▶ _What to do_
Write out the passage of the jazz album review from "Although self released" to "similarly classy .".

▶ _Page text_
Based in Port Talbot the Welsh pianist and composer Dave Jones has received considerable praise from the London jazz press cognoscenti, notably Chris Parker, for his excellent albums “Impetus” (2009) and Journeys (2010). The first of these was an accomplished piano trio date recorded with brothers Chris O’ Connor (bass) and Mark O’ Connor (drums). The album demonstrated that Jones was not only a talented pianist but also a first rate composer capable of coming up with inventive and memorable themes.

“Journeys” was a more ambitious project that featured a core trio of bassist Ashley John Long and drummer Lloyd Haines with some tracks given extra colour by horn players Gareth Roberts (trombone), Tomos Williams (trumpet) and Lee Goodall (reeds) . The recording also included tasteful string arrangements featuring The Mavron String Quartet. Jones’ compositions were richly textured, melodic and swinging, often highly descriptive and with a great sense of place with the composer taking inspiration from his travels to the USA and elsewhere. 

“Resonance” builds on the success of the acclaimed “Journeys” and features a very similar line up with Long and Haines joined full time by Goodall to form a core quartet. Roberts, Williams and the Mavrons also return and there is an additional instrumental voice in the form of trumpet/flugel player Gethin Liddington who doubles up with Williams on a couple of the selections. On three tracks Haines is replaced by Irish drummer Kevin Lawlor, these pieces being the result of a collaboration between Jones and Lawlor that toured the Arts Centre circuit in Ireland in April 2011. There were also a couple of club dates in Wales too.

Although self released Jones’ albums are recorded to a high professional standard at Goodall’s Oakfield studio near Newport with Jones and Goodall acting as co-producers. The packaging is also similarly classy .

The new album kicks off with “The Metro” in an arrangement that includes Goodall on sax and the strings of the Mavron Quartet (Christiana Mavron-violin, Katy Rowe-violin, Niamh Ferris-viola and Lucy Simmonds-cello). The piece begins with the sound of pizzicato strings subsequently joined by piano, bass and drums before Goodall picks out the appealing folk like melody on soprano saxophone as the Mavrons reach for their bows. Goodall’s later solo sees him probing further into the harmonies of the piece. Jones own solo is flowing and lyrical with Long’s resonant bass and Haines’ crisply brushed drums constituting appropriately sympathetic accompaniment. The piece ends with a restatement of the theme with Goodall and the strings again assuming prominence. It’s a beguiling start to the album and a good demonstration of Jones’ superior arranging skills. The Mavrons sound like an essential component of the music rather than just being “bolted on”, something that often occurs when jazz musicians collaborate with classical players.

“Welsh Rarebit” was composed as far back as 2004 and later appeared in trio form on the “Impetus” album. The new arrangement features the horn section of Roberts, Williams and Liddington, indeed the latter played on the tune in its earliest incarnations. The three brass players are among Wales’ leading exponents on their respective instruments and they add depth and colour to Jones’ tune with Goodall taking the first solo on tenor sax, followed by Jones, here swinging more forcefully at the piano. There’s a trumpet solo but I’m not going stick my neck out with regard to who it’s actually by! In any event the tune is a winner, bringing something of the Blue Note sound to South Wales.

▶ _Stored rows_
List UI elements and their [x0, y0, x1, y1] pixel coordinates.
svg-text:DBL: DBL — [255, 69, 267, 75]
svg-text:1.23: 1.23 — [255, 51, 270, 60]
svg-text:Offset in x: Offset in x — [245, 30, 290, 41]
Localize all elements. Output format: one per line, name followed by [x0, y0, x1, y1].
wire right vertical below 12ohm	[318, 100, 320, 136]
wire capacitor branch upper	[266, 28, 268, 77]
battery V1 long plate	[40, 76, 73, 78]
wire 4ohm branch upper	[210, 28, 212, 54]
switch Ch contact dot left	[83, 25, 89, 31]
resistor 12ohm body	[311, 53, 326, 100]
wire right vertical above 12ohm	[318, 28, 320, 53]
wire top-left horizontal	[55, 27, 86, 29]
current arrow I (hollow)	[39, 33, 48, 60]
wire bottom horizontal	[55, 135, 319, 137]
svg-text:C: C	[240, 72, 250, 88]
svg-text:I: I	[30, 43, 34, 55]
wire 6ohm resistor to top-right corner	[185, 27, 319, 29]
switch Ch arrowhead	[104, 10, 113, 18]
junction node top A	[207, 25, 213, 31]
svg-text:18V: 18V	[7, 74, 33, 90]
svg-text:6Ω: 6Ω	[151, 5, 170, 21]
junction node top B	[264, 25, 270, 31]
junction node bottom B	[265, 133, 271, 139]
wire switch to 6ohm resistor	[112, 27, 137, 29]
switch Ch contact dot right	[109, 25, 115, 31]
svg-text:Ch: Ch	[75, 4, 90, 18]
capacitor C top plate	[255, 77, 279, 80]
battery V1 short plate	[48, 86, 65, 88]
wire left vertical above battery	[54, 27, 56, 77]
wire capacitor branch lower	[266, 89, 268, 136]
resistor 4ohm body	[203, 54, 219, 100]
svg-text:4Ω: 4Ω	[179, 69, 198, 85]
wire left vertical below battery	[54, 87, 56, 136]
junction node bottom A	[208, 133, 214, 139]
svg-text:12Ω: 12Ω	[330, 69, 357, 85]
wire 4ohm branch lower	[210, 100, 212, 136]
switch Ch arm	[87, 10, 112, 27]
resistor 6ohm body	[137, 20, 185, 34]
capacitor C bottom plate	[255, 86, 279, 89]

▶ _The answer_
Although self released Jones’ albums are recorded to a high professional standard at Goodall’s Oakfield studio near Newport with Jones and Goodall acting as co-producers. The packaging is also similarly classy .